# Tasks and exercises:
1. In the text on the Rich Man series, why is Rich Man, Poor Woman given as the show's basis? Answer in one to three sentences.
2. From the Rich Man series text, return the part that opens with the words containing "- Based on: Rich" and closes with "(+ 1 special)".

# Text passage:
════

- Promotional poster
- Also known as: Rich Man, Poor Woman
- Hangul: 리치맨
- RR: Richimaen
- MR: Rich'imaen
- Genre: Romance comedy
- Created by: Fuji Television (original)
- Based on: Rich Man, Poor Woman [ja] by Naoko Adachi, Masami Nishiura and Ryo Tanaka
- Developed by: Kim Jae-hoon; Kwon Eui-jung;
- Written by: Hwang Jo-yoon; Park Jung-ye;
- Directed by: Min Doo-sik
- Starring: Kim Jun-myeon Ha Yeon-soo Oh Chang-seok Kim Ye-won
- Country of origin: South Korea
- Original language: Korean
- No. of episodes: 16 (+ 1 special)

Production
- Executive producers: Hwang Hyuk; Jeon Yong-joo; Lee Gun-young;
- Producer: Kim Bong-joo
- Camera setup: Single-camera
- Running time: 60 mins
- Production company: iHQ

Original release
- Network: MBN; Dramax;
- Release: May 9 – June 28, 2018

= Rich Man (TV series) =

2018 South Korean TV series

Rich Man is a 2018 television series starring Kim Jun-myeon, Ha Yeon-soo, Oh Chang-seok and Kim Ye-won. It is a remake of the 2012 Japanese television series Rich Man, Poor Woman. The drama is aired on MBN and Dramax starting May 9, 2018 on Wednesdays and Thursdays at 23:00 (KST).

════

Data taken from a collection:
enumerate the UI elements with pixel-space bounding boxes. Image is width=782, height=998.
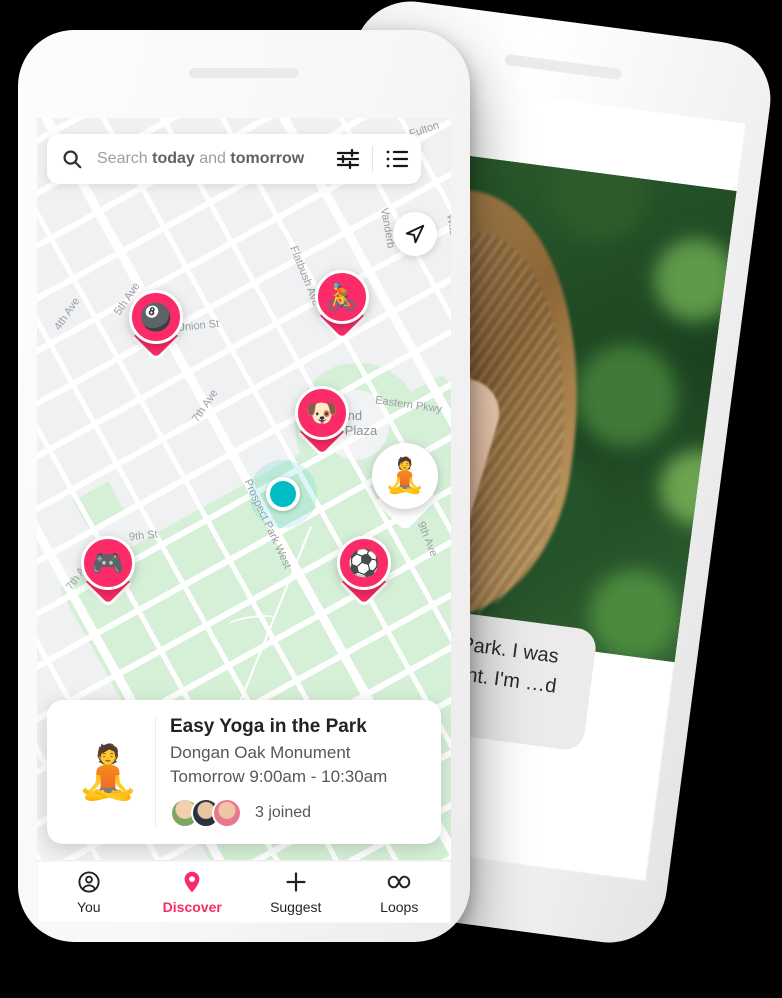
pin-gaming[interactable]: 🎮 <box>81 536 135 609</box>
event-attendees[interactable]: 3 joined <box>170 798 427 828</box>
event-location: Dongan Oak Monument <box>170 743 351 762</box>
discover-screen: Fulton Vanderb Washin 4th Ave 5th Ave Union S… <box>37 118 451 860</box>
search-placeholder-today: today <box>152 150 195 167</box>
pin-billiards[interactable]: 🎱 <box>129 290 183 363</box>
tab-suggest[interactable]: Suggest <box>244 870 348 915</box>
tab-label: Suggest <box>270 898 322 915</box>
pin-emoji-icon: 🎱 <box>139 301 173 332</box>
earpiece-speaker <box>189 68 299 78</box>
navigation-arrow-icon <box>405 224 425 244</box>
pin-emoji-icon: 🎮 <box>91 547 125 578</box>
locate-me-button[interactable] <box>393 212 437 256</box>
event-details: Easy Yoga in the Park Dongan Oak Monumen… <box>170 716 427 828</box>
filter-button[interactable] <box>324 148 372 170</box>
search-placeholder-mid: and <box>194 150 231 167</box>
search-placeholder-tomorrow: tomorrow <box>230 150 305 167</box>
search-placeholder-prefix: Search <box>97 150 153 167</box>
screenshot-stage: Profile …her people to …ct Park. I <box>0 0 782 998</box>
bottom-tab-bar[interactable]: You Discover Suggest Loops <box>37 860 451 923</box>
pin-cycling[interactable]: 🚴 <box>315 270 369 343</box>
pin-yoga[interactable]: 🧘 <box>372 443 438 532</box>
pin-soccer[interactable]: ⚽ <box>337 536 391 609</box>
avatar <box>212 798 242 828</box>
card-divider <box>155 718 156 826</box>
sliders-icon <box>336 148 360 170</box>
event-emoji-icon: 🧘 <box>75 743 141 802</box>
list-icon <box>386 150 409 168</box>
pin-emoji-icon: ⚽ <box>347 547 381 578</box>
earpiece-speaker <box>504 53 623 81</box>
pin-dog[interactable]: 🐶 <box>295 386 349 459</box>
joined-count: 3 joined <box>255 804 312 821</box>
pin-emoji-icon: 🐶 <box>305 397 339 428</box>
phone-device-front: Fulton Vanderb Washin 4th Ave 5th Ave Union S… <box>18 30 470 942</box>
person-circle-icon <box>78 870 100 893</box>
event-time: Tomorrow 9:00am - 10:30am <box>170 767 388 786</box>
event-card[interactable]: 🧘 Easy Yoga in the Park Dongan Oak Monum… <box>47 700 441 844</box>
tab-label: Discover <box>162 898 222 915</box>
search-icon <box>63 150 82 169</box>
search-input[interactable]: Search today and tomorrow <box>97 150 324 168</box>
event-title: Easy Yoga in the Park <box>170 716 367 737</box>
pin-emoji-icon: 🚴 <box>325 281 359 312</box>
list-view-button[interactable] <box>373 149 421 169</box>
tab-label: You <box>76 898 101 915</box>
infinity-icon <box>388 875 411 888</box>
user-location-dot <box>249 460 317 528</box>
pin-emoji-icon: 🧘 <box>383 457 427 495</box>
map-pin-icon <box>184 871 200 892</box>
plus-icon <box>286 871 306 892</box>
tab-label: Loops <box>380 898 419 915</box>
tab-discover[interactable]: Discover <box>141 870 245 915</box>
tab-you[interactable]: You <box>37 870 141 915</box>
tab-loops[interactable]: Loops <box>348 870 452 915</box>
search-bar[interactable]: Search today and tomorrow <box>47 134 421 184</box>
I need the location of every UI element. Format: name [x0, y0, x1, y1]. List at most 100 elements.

════

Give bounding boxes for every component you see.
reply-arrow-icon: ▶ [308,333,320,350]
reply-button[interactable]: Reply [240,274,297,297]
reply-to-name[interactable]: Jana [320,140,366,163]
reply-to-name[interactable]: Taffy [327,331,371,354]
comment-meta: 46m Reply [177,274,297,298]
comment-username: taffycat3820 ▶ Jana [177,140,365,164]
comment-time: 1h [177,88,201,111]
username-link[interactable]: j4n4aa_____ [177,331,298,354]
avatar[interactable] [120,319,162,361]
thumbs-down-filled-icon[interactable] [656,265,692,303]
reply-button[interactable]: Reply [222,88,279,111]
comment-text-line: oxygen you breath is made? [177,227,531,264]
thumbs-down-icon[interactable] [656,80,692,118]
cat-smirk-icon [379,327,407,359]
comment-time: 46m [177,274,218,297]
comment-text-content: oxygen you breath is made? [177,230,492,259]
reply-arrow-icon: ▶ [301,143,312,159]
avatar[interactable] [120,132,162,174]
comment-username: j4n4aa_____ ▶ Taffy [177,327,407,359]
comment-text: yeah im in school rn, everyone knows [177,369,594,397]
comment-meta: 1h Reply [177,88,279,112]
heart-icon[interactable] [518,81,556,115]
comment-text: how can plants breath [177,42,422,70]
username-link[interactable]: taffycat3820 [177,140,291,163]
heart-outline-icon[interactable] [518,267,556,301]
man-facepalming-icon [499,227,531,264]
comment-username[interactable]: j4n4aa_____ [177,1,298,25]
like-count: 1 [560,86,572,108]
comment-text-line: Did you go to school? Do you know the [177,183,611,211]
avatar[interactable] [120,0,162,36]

════

# The replies:
1. Rich Man is a remake of the 2012 Japanese TV series Rich Man, Poor Woman, so it is based on that show.

2.
- Based on: Rich Man, Poor Woman [ja] by Naoko Adachi, Masami Nishiura and Ryo Tanaka
- Developed by: Kim Jae-hoon; Kwon Eui-jung;
- Written by: Hwang Jo-yoon; Park Jung-ye;
- Directed by: Min Doo-sik
- Starring: Kim Jun-myeon Ha Yeon-soo Oh Chang-seok Kim Ye-won
- Country of origin: South Korea
- Original language: Korean
- No. of episodes: 16 (+ 1 special)